Exercise goal: Read through the data and report every line in which the word "name" occurs.

Material supplied:
==================================================

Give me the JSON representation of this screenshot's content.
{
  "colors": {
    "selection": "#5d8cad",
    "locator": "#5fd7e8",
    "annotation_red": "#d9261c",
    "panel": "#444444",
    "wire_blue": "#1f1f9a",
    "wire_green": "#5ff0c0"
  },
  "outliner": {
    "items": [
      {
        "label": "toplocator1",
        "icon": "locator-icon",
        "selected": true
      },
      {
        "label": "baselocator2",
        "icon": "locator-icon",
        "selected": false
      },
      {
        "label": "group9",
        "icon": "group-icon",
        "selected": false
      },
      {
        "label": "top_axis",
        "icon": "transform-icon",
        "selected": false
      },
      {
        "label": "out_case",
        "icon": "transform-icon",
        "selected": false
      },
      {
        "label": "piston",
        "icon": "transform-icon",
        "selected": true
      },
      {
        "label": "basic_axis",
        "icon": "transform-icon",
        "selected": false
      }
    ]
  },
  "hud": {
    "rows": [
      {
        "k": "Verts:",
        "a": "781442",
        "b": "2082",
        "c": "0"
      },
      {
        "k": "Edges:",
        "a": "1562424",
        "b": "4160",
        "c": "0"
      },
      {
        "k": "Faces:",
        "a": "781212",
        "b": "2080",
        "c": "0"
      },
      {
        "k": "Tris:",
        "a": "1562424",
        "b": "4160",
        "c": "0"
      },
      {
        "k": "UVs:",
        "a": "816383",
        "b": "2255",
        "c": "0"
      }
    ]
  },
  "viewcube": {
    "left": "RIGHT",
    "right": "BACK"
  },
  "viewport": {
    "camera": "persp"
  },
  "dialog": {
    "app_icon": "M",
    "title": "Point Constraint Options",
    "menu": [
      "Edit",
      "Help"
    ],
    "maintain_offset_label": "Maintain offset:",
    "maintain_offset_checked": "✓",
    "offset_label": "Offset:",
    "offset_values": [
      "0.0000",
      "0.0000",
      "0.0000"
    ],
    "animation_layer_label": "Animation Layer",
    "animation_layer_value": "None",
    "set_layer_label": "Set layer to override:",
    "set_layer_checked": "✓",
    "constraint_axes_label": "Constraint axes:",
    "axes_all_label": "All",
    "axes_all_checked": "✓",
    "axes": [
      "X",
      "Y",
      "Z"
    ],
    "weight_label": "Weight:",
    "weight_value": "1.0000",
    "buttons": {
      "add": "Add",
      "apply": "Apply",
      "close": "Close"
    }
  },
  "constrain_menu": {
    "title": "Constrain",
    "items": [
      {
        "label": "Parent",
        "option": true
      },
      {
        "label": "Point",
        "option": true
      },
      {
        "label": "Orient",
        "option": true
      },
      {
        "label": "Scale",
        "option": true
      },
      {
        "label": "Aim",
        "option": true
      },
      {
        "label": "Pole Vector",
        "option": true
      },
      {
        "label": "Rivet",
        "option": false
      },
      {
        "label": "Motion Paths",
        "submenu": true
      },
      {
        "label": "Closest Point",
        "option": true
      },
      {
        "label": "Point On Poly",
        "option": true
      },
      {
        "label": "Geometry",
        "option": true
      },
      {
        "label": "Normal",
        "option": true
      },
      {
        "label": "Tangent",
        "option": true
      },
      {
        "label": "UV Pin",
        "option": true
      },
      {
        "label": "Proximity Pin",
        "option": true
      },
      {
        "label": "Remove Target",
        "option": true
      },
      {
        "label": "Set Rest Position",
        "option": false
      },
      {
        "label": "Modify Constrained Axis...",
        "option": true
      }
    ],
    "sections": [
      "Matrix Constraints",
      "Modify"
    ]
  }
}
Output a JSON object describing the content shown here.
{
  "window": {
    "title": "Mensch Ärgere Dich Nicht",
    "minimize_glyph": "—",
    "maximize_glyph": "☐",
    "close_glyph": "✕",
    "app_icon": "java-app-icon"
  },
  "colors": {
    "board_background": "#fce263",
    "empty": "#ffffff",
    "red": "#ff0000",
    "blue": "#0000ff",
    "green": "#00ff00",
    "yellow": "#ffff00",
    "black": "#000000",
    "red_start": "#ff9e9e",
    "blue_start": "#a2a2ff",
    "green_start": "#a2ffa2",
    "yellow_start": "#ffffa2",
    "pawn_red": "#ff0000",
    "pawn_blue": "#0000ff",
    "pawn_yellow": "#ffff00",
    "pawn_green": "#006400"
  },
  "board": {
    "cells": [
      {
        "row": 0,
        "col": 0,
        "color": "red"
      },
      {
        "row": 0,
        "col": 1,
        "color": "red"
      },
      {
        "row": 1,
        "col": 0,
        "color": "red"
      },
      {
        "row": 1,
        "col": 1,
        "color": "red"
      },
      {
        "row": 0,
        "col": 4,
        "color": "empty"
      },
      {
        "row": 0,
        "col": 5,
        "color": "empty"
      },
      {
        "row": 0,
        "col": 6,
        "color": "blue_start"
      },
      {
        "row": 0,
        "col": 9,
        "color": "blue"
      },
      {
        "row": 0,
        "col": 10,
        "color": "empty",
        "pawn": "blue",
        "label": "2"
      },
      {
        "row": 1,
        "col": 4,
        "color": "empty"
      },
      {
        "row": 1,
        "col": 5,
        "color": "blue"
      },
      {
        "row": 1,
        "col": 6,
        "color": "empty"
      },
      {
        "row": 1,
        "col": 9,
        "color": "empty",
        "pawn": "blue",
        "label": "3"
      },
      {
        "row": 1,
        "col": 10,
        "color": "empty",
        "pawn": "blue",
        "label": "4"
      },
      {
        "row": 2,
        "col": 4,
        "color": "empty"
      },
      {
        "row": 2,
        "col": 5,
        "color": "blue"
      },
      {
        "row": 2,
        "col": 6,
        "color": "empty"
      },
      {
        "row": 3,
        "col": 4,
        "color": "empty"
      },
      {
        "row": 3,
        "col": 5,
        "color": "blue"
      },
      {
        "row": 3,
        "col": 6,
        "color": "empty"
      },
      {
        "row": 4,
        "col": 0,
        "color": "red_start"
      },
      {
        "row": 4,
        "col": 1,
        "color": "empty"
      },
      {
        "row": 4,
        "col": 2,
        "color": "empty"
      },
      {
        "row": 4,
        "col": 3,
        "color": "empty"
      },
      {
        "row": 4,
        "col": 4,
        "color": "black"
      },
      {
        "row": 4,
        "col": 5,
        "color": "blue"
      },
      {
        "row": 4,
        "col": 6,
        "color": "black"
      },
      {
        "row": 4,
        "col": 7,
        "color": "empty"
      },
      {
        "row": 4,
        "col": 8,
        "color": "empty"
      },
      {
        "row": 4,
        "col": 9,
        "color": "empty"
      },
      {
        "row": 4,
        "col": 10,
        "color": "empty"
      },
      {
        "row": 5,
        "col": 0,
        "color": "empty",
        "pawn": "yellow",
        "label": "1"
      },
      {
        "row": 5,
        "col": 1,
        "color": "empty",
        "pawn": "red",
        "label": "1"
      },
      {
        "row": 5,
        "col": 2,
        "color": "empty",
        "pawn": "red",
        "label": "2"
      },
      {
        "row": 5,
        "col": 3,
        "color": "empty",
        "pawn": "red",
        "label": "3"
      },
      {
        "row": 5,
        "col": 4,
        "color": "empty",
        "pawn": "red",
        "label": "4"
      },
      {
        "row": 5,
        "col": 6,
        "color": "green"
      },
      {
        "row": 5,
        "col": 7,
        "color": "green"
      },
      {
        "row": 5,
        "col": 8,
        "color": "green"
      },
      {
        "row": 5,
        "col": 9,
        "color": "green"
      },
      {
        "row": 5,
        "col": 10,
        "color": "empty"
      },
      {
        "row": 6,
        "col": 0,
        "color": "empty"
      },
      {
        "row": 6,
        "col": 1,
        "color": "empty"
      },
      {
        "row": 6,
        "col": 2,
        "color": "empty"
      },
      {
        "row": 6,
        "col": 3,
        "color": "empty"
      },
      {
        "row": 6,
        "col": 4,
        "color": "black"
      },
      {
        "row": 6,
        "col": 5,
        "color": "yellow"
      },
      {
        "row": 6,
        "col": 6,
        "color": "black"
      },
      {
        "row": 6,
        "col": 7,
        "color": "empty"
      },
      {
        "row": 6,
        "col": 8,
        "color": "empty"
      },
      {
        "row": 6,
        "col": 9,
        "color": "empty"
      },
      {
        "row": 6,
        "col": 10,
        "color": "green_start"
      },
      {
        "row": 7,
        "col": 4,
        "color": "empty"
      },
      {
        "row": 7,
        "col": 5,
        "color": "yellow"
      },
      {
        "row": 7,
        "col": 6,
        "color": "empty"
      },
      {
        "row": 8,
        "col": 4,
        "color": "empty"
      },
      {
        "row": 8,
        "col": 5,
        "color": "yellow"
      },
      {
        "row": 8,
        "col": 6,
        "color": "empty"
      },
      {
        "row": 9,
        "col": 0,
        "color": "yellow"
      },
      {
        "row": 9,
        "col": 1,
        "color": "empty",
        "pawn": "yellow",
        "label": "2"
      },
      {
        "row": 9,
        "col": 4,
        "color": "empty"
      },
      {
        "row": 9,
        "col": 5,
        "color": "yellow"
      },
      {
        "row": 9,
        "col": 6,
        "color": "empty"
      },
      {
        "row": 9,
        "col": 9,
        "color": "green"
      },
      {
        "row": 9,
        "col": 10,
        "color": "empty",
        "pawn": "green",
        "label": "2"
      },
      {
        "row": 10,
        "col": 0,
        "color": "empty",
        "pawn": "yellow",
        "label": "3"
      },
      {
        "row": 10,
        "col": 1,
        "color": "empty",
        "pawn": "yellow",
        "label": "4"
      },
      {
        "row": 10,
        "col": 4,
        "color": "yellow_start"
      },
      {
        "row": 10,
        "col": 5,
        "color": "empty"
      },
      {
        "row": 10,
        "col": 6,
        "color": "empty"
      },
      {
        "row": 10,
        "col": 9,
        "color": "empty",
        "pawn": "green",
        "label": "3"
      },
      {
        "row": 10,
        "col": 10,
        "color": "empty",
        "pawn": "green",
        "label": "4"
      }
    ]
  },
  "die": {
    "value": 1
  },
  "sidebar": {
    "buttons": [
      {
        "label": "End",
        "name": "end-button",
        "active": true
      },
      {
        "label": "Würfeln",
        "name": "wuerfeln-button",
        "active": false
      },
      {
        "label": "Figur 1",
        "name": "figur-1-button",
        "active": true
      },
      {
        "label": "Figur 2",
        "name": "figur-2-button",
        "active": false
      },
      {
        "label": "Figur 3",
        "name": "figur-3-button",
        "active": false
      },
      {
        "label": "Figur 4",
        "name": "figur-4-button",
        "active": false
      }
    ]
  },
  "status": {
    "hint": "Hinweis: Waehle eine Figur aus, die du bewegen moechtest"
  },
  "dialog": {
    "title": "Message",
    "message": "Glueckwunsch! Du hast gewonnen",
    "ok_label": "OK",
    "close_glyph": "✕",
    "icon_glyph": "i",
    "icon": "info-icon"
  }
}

==================================================

Worked solution:
        "name": "end-button",
        "name": "wuerfeln-button",
        "name": "figur-1-button",
        "name": "figur-2-button",
        "name": "figur-3-button",
        "name": "figur-4-button",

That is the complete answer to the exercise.